## THE EXERCISE
Reproduce each line of the listing exactly.

+++ RECORDS TO USE

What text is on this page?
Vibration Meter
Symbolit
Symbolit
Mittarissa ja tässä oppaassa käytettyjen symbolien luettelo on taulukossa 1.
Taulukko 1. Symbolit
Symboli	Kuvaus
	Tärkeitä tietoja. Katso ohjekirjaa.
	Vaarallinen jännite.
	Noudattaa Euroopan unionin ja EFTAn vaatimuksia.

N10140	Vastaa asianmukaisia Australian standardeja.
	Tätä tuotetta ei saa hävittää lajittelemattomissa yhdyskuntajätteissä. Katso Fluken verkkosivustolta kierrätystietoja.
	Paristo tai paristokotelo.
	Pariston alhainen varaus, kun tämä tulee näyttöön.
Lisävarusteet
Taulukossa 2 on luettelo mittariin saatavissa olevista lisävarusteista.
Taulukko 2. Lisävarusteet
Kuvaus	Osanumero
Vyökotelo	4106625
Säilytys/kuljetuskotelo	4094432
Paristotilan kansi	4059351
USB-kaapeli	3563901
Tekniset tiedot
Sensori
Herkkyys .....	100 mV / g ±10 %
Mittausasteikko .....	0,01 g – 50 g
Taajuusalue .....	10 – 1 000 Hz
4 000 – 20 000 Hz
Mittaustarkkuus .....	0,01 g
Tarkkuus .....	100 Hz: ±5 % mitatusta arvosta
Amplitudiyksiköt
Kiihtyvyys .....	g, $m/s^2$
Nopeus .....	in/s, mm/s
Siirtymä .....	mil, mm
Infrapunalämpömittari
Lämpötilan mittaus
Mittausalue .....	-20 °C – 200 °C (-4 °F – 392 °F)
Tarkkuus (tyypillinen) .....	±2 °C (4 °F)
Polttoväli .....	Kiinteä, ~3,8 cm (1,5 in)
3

++++++

## WRITTEN SOLUTION
What text is on this page?
Vibration Meter
Symbolit
Symbolit
Mittarissa ja tässä oppaassa käytettyjen symbolien luettelo on taulukossa 1.
Taulukko 1. Symbolit
Symboli	Kuvaus
	Tärkeitä tietoja. Katso ohjekirjaa.
	Vaarallinen jännite.
	Noudattaa Euroopan unionin ja EFTAn vaatimuksia.

N10140	Vastaa asianmukaisia Australian standardeja.
	Tätä tuotetta ei saa hävittää lajittelemattomissa yhdyskuntajätteissä. Katso Fluken verkkosivustolta kierrätystietoja.
	Paristo tai paristokotelo.
	Pariston alhainen varaus, kun tämä tulee näyttöön.
Lisävarusteet
Taulukossa 2 on luettelo mittariin saatavissa olevista lisävarusteista.
Taulukko 2. Lisävarusteet
Kuvaus	Osanumero
Vyökotelo	4106625
Säilytys/kuljetuskotelo	4094432
Paristotilan kansi	4059351
USB-kaapeli	3563901
Tekniset tiedot
Sensori
Herkkyys .....	100 mV / g ±10 %
Mittausasteikko .....	0,01 g – 50 g
Taajuusalue .....	10 – 1 000 Hz
4 000 – 20 000 Hz
Mittaustarkkuus .....	0,01 g
Tarkkuus .....	100 Hz: ±5 % mitatusta arvosta
Amplitudiyksiköt
Kiihtyvyys .....	g, $m/s^2$
Nopeus .....	in/s, mm/s
Siirtymä .....	mil, mm
Infrapunalämpömittari
Lämpötilan mittaus
Mittausalue .....	-20 °C – 200 °C (-4 °F – 392 °F)
Tarkkuus (tyypillinen) .....	±2 °C (4 °F)
Polttoväli .....	Kiinteä, ~3,8 cm (1,5 in)
3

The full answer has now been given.